═════ Source material ═════
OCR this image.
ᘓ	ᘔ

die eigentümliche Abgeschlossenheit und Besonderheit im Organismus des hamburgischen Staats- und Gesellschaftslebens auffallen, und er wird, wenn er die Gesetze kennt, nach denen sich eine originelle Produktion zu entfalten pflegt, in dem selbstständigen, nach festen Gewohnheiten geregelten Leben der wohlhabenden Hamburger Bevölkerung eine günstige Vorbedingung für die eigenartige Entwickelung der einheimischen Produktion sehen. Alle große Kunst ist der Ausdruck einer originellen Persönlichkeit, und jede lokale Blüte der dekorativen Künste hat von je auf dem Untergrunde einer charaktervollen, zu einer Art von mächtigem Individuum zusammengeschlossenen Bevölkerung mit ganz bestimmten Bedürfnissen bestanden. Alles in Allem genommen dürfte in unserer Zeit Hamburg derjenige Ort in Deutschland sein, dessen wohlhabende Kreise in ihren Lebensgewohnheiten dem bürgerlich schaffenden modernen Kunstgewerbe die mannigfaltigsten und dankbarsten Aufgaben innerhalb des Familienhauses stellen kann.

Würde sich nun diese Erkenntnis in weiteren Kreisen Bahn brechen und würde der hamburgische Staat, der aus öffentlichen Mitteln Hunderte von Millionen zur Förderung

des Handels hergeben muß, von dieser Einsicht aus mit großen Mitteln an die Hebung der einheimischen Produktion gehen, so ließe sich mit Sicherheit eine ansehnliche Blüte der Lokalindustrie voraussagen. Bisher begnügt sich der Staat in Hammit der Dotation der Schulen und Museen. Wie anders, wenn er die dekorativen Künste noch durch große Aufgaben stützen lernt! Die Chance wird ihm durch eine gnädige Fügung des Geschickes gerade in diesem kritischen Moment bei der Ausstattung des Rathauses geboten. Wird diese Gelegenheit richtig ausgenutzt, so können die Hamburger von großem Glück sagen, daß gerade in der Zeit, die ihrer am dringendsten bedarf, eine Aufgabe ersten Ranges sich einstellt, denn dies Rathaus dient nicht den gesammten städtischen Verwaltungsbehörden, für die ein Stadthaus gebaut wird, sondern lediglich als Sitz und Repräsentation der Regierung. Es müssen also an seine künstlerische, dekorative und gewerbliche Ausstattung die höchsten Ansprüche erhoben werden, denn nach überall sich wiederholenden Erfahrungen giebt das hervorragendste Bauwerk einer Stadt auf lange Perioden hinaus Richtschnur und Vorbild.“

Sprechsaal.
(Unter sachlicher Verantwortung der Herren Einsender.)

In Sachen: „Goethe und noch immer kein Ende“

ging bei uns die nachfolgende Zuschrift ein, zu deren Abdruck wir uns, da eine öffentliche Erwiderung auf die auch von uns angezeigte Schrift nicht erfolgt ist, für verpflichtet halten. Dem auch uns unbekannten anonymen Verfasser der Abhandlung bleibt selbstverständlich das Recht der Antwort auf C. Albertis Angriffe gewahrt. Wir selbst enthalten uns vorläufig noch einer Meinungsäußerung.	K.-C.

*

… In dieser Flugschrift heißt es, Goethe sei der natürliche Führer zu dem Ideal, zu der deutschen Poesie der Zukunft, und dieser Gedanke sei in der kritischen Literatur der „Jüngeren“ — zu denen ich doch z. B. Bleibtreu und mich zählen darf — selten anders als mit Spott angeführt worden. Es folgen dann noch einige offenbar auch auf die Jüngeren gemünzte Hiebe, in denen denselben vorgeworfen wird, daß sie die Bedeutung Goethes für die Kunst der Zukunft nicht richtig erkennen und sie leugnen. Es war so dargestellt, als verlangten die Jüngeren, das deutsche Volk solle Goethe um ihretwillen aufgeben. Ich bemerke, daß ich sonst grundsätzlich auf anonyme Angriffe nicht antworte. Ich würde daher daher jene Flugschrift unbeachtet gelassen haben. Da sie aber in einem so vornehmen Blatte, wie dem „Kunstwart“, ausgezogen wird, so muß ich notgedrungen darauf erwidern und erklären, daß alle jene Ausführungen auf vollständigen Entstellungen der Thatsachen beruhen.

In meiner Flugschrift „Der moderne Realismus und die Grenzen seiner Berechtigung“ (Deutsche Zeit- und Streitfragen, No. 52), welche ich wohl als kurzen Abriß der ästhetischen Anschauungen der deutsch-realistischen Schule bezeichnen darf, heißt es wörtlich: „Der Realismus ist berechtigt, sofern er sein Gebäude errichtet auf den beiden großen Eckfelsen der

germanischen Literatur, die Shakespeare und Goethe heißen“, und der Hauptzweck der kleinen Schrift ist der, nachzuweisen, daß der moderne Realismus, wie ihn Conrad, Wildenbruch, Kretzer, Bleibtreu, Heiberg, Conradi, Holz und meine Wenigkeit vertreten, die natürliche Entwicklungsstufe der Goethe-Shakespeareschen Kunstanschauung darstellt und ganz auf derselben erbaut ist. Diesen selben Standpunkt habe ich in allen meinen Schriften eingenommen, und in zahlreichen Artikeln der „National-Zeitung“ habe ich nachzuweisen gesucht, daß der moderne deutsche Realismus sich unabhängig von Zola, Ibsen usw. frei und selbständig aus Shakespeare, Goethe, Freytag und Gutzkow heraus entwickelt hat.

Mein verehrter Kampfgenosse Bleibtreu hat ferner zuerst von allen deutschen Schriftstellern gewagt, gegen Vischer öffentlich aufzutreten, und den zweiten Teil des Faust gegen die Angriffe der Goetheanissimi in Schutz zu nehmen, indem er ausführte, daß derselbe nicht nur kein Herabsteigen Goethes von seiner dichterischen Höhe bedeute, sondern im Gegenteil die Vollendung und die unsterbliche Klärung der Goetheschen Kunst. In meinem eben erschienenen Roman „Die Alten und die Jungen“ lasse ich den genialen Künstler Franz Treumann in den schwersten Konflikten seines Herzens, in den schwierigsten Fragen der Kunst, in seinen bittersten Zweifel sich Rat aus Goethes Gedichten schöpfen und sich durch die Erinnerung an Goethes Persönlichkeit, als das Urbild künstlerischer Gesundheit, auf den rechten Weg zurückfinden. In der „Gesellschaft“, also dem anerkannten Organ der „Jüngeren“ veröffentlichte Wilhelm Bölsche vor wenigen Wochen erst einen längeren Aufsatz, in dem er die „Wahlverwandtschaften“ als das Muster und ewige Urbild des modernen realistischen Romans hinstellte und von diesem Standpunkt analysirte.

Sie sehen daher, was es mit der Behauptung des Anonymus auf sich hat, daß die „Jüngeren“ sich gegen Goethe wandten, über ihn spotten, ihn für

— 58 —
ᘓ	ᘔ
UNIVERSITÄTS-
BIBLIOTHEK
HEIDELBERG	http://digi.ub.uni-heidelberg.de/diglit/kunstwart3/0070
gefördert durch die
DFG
═════
What is required: Would you reproduce the material above in full, exactly as given?

Written answer:
OCR this image.
ᘓ	ᘔ

die eigentümliche Abgeschlossenheit und Besonderheit im Organismus des hamburgischen Staats- und Gesellschaftslebens auffallen, und er wird, wenn er die Gesetze kennt, nach denen sich eine originelle Produktion zu entfalten pflegt, in dem selbstständigen, nach festen Gewohnheiten geregelten Leben der wohlhabenden Hamburger Bevölkerung eine günstige Vorbedingung für die eigenartige Entwickelung der einheimischen Produktion sehen. Alle große Kunst ist der Ausdruck einer originellen Persönlichkeit, und jede lokale Blüte der dekorativen Künste hat von je auf dem Untergrunde einer charaktervollen, zu einer Art von mächtigem Individuum zusammengeschlossenen Bevölkerung mit ganz bestimmten Bedürfnissen bestanden. Alles in Allem genommen dürfte in unserer Zeit Hamburg derjenige Ort in Deutschland sein, dessen wohlhabende Kreise in ihren Lebensgewohnheiten dem bürgerlich schaffenden modernen Kunstgewerbe die mannigfaltigsten und dankbarsten Aufgaben innerhalb des Familienhauses stellen kann.

Würde sich nun diese Erkenntnis in weiteren Kreisen Bahn brechen und würde der hamburgische Staat, der aus öffentlichen Mitteln Hunderte von Millionen zur Förderung

des Handels hergeben muß, von dieser Einsicht aus mit großen Mitteln an die Hebung der einheimischen Produktion gehen, so ließe sich mit Sicherheit eine ansehnliche Blüte der Lokalindustrie voraussagen. Bisher begnügt sich der Staat in Hammit der Dotation der Schulen und Museen. Wie anders, wenn er die dekorativen Künste noch durch große Aufgaben stützen lernt! Die Chance wird ihm durch eine gnädige Fügung des Geschickes gerade in diesem kritischen Moment bei der Ausstattung des Rathauses geboten. Wird diese Gelegenheit richtig ausgenutzt, so können die Hamburger von großem Glück sagen, daß gerade in der Zeit, die ihrer am dringendsten bedarf, eine Aufgabe ersten Ranges sich einstellt, denn dies Rathaus dient nicht den gesammten städtischen Verwaltungsbehörden, für die ein Stadthaus gebaut wird, sondern lediglich als Sitz und Repräsentation der Regierung. Es müssen also an seine künstlerische, dekorative und gewerbliche Ausstattung die höchsten Ansprüche erhoben werden, denn nach überall sich wiederholenden Erfahrungen giebt das hervorragendste Bauwerk einer Stadt auf lange Perioden hinaus Richtschnur und Vorbild.“

Sprechsaal.
(Unter sachlicher Verantwortung der Herren Einsender.)

In Sachen: „Goethe und noch immer kein Ende“

ging bei uns die nachfolgende Zuschrift ein, zu deren Abdruck wir uns, da eine öffentliche Erwiderung auf die auch von uns angezeigte Schrift nicht erfolgt ist, für verpflichtet halten. Dem auch uns unbekannten anonymen Verfasser der Abhandlung bleibt selbstverständlich das Recht der Antwort auf C. Albertis Angriffe gewahrt. Wir selbst enthalten uns vorläufig noch einer Meinungsäußerung.	K.-C.

*

… In dieser Flugschrift heißt es, Goethe sei der natürliche Führer zu dem Ideal, zu der deutschen Poesie der Zukunft, und dieser Gedanke sei in der kritischen Literatur der „Jüngeren“ — zu denen ich doch z. B. Bleibtreu und mich zählen darf — selten anders als mit Spott angeführt worden. Es folgen dann noch einige offenbar auch auf die Jüngeren gemünzte Hiebe, in denen denselben vorgeworfen wird, daß sie die Bedeutung Goethes für die Kunst der Zukunft nicht richtig erkennen und sie leugnen. Es war so dargestellt, als verlangten die Jüngeren, das deutsche Volk solle Goethe um ihretwillen aufgeben. Ich bemerke, daß ich sonst grundsätzlich auf anonyme Angriffe nicht antworte. Ich würde daher daher jene Flugschrift unbeachtet gelassen haben. Da sie aber in einem so vornehmen Blatte, wie dem „Kunstwart“, ausgezogen wird, so muß ich notgedrungen darauf erwidern und erklären, daß alle jene Ausführungen auf vollständigen Entstellungen der Thatsachen beruhen.

In meiner Flugschrift „Der moderne Realismus und die Grenzen seiner Berechtigung“ (Deutsche Zeit- und Streitfragen, No. 52), welche ich wohl als kurzen Abriß der ästhetischen Anschauungen der deutsch-realistischen Schule bezeichnen darf, heißt es wörtlich: „Der Realismus ist berechtigt, sofern er sein Gebäude errichtet auf den beiden großen Eckfelsen der

germanischen Literatur, die Shakespeare und Goethe heißen“, und der Hauptzweck der kleinen Schrift ist der, nachzuweisen, daß der moderne Realismus, wie ihn Conrad, Wildenbruch, Kretzer, Bleibtreu, Heiberg, Conradi, Holz und meine Wenigkeit vertreten, die natürliche Entwicklungsstufe der Goethe-Shakespeareschen Kunstanschauung darstellt und ganz auf derselben erbaut ist. Diesen selben Standpunkt habe ich in allen meinen Schriften eingenommen, und in zahlreichen Artikeln der „National-Zeitung“ habe ich nachzuweisen gesucht, daß der moderne deutsche Realismus sich unabhängig von Zola, Ibsen usw. frei und selbständig aus Shakespeare, Goethe, Freytag und Gutzkow heraus entwickelt hat.

Mein verehrter Kampfgenosse Bleibtreu hat ferner zuerst von allen deutschen Schriftstellern gewagt, gegen Vischer öffentlich aufzutreten, und den zweiten Teil des Faust gegen die Angriffe der Goetheanissimi in Schutz zu nehmen, indem er ausführte, daß derselbe nicht nur kein Herabsteigen Goethes von seiner dichterischen Höhe bedeute, sondern im Gegenteil die Vollendung und die unsterbliche Klärung der Goetheschen Kunst. In meinem eben erschienenen Roman „Die Alten und die Jungen“ lasse ich den genialen Künstler Franz Treumann in den schwersten Konflikten seines Herzens, in den schwierigsten Fragen der Kunst, in seinen bittersten Zweifel sich Rat aus Goethes Gedichten schöpfen und sich durch die Erinnerung an Goethes Persönlichkeit, als das Urbild künstlerischer Gesundheit, auf den rechten Weg zurückfinden. In der „Gesellschaft“, also dem anerkannten Organ der „Jüngeren“ veröffentlichte Wilhelm Bölsche vor wenigen Wochen erst einen längeren Aufsatz, in dem er die „Wahlverwandtschaften“ als das Muster und ewige Urbild des modernen realistischen Romans hinstellte und von diesem Standpunkt analysirte.

Sie sehen daher, was es mit der Behauptung des Anonymus auf sich hat, daß die „Jüngeren“ sich gegen Goethe wandten, über ihn spotten, ihn für

— 58 —
ᘓ	ᘔ
UNIVERSITÄTS-
BIBLIOTHEK
HEIDELBERG	http://digi.ub.uni-heidelberg.de/diglit/kunstwart3/0070
gefördert durch die
DFG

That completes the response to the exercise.